» **Set task**
Retype everything in the listing, leaving each line exactly as it is.

» **Stored items from a collection**
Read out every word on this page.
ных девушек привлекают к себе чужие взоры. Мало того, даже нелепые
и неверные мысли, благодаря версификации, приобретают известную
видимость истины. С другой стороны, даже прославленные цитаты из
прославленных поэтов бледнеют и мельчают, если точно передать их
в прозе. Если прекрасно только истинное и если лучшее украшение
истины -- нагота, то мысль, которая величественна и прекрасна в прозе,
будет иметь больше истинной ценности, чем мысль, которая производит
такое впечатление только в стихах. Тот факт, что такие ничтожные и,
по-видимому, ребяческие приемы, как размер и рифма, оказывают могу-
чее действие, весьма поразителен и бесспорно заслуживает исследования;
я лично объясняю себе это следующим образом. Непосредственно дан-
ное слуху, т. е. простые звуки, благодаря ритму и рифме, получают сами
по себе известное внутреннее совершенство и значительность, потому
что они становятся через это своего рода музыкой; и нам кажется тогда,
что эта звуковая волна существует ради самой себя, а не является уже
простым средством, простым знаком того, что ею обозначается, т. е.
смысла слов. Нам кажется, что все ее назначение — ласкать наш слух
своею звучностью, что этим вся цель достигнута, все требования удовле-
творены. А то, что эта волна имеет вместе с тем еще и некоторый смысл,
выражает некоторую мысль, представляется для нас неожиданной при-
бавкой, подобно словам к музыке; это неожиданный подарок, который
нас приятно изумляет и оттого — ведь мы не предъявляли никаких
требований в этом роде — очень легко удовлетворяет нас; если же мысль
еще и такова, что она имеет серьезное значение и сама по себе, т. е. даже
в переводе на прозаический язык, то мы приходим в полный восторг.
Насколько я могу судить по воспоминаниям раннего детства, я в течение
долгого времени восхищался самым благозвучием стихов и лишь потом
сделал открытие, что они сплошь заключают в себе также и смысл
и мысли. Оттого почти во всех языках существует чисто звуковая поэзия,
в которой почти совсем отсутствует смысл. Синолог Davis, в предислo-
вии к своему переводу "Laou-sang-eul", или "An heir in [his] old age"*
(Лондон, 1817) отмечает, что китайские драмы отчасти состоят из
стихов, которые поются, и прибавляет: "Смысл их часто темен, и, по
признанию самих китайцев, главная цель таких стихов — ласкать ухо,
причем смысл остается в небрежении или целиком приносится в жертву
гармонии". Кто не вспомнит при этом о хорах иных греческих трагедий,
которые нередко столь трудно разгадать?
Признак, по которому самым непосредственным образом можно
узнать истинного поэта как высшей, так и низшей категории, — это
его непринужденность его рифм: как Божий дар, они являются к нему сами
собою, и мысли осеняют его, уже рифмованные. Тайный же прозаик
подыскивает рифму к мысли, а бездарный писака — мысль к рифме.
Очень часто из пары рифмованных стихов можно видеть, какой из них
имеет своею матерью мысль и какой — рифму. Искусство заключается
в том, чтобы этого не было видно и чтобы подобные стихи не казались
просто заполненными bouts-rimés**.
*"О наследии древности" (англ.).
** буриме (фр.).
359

» **Response**
Read out every word on this page.
ных девушек привлекают к себе чужие взоры. Мало того, даже нелепые
и неверные мысли, благодаря версификации, приобретают известную
видимость истины. С другой стороны, даже прославленные цитаты из
прославленных поэтов бледнеют и мельчают, если точно передать их
в прозе. Если прекрасно только истинное и если лучшее украшение
истины -- нагота, то мысль, которая величественна и прекрасна в прозе,
будет иметь больше истинной ценности, чем мысль, которая производит
такое впечатление только в стихах. Тот факт, что такие ничтожные и,
по-видимому, ребяческие приемы, как размер и рифма, оказывают могу-
чее действие, весьма поразителен и бесспорно заслуживает исследования;
я лично объясняю себе это следующим образом. Непосредственно дан-
ное слуху, т. е. простые звуки, благодаря ритму и рифме, получают сами
по себе известное внутреннее совершенство и значительность, потому
что они становятся через это своего рода музыкой; и нам кажется тогда,
что эта звуковая волна существует ради самой себя, а не является уже
простым средством, простым знаком того, что ею обозначается, т. е.
смысла слов. Нам кажется, что все ее назначение — ласкать наш слух
своею звучностью, что этим вся цель достигнута, все требования удовле-
творены. А то, что эта волна имеет вместе с тем еще и некоторый смысл,
выражает некоторую мысль, представляется для нас неожиданной при-
бавкой, подобно словам к музыке; это неожиданный подарок, который
нас приятно изумляет и оттого — ведь мы не предъявляли никаких
требований в этом роде — очень легко удовлетворяет нас; если же мысль
еще и такова, что она имеет серьезное значение и сама по себе, т. е. даже
в переводе на прозаический язык, то мы приходим в полный восторг.
Насколько я могу судить по воспоминаниям раннего детства, я в течение
долгого времени восхищался самым благозвучием стихов и лишь потом
сделал открытие, что они сплошь заключают в себе также и смысл
и мысли. Оттого почти во всех языках существует чисто звуковая поэзия,
в которой почти совсем отсутствует смысл. Синолог Davis, в предислo-
вии к своему переводу "Laou-sang-eul", или "An heir in [his] old age"*
(Лондон, 1817) отмечает, что китайские драмы отчасти состоят из
стихов, которые поются, и прибавляет: "Смысл их часто темен, и, по
признанию самих китайцев, главная цель таких стихов — ласкать ухо,
причем смысл остается в небрежении или целиком приносится в жертву
гармонии". Кто не вспомнит при этом о хорах иных греческих трагедий,
которые нередко столь трудно разгадать?
Признак, по которому самым непосредственным образом можно
узнать истинного поэта как высшей, так и низшей категории, — это
его непринужденность его рифм: как Божий дар, они являются к нему сами
собою, и мысли осеняют его, уже рифмованные. Тайный же прозаик
подыскивает рифму к мысли, а бездарный писака — мысль к рифме.
Очень часто из пары рифмованных стихов можно видеть, какой из них
имеет своею матерью мысль и какой — рифму. Искусство заключается
в том, чтобы этого не было видно и чтобы подобные стихи не казались
просто заполненными bouts-rimés**.
*"О наследии древности" (англ.).
** буриме (фр.).
359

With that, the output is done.